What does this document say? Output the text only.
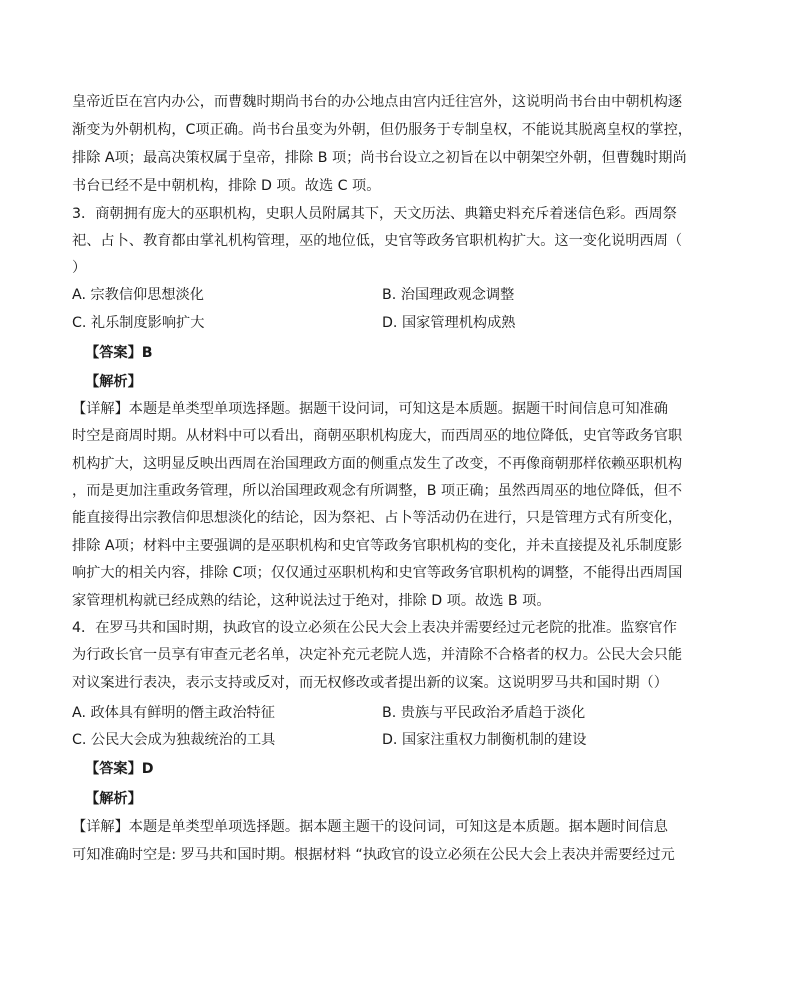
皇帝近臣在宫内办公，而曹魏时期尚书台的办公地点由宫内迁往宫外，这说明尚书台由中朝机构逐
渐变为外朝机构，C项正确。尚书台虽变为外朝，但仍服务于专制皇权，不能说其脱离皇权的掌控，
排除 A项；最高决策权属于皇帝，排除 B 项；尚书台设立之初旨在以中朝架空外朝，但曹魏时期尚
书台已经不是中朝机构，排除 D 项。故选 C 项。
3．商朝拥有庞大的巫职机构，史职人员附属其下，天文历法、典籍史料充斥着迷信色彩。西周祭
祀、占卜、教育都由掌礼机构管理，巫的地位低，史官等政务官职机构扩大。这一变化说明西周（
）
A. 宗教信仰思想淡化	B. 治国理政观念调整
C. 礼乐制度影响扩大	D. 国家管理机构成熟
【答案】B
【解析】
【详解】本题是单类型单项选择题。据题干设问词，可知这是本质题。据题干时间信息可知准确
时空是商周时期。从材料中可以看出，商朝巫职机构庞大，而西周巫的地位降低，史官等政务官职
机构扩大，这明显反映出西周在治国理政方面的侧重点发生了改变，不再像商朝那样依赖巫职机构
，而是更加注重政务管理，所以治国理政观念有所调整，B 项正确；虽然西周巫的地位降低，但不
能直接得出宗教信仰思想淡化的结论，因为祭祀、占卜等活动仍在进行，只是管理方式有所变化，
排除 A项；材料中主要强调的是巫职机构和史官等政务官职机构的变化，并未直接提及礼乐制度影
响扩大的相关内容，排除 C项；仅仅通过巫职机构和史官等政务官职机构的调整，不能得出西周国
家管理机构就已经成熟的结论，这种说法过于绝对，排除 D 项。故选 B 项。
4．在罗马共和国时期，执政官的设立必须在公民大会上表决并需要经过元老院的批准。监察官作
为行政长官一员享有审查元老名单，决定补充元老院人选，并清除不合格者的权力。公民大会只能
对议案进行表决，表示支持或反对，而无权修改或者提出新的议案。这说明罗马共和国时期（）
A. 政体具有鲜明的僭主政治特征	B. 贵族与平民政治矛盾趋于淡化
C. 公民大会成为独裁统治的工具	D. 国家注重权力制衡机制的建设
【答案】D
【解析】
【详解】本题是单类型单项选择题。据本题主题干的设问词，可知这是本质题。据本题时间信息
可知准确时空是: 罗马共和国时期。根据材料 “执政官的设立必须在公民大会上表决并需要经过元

- - - - - - -

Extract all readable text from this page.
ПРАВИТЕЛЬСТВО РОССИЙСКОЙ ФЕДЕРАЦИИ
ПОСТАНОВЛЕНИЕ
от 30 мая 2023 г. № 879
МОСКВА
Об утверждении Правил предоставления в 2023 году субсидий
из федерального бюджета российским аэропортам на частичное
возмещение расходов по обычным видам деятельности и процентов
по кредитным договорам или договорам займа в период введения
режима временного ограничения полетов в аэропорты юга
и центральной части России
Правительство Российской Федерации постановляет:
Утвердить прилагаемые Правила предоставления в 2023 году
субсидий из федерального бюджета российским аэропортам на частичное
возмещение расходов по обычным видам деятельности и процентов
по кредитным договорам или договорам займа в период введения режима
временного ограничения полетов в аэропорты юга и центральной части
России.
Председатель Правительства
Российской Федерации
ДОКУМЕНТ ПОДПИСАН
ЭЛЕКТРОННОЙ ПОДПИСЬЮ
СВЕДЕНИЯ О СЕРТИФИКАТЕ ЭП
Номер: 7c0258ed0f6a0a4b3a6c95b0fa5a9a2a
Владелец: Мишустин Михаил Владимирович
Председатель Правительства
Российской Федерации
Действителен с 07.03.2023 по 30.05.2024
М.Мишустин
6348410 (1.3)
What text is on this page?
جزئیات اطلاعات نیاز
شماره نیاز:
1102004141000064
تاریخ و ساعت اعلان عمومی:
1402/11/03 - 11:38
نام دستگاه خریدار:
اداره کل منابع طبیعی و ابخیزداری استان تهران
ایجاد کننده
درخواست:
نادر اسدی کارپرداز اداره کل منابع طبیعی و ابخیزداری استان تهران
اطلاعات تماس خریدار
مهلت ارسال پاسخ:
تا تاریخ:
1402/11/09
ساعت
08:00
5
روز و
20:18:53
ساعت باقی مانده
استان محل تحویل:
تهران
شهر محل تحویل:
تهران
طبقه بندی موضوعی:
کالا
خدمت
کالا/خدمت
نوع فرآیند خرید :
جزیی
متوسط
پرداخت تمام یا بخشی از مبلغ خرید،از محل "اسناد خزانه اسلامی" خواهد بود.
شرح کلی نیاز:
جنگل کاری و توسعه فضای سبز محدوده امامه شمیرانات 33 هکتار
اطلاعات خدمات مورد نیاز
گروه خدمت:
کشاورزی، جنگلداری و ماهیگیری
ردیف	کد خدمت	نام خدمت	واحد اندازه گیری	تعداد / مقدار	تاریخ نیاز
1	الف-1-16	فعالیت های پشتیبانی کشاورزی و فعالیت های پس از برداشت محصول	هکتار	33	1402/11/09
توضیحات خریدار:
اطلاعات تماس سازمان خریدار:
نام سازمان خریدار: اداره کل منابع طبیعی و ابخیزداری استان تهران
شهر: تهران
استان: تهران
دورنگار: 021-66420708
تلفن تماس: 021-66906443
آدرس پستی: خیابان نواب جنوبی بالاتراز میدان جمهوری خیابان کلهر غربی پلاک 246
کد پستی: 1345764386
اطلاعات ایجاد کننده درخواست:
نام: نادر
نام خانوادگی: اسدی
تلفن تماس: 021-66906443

- - - - - - -

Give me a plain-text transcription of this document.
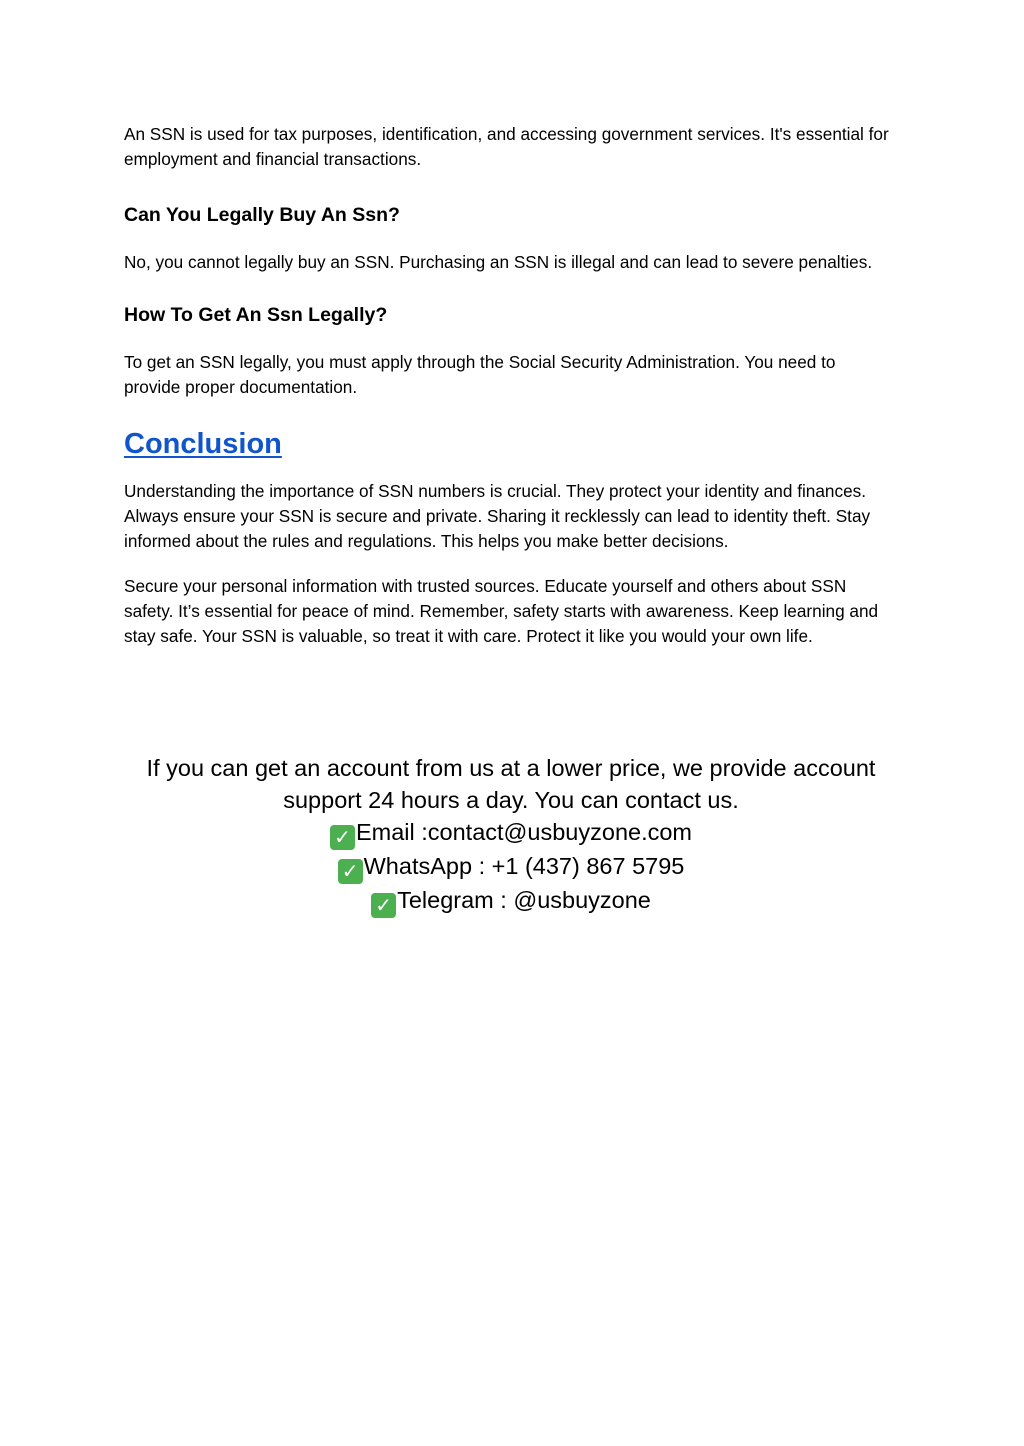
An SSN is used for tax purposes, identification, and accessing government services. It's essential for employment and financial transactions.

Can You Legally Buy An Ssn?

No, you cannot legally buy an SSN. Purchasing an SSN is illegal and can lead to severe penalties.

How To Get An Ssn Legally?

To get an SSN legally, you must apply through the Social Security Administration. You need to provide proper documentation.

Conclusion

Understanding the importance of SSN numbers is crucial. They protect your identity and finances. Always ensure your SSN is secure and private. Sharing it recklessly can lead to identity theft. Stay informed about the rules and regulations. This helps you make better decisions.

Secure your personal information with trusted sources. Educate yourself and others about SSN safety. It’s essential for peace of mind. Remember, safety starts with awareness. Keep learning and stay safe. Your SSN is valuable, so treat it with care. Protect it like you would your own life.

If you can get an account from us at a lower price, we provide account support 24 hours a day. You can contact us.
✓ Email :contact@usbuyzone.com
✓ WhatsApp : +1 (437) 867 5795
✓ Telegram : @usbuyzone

- - - - - - -

Determine the number of lines in these entries that contain the word "from", and write only that number.

2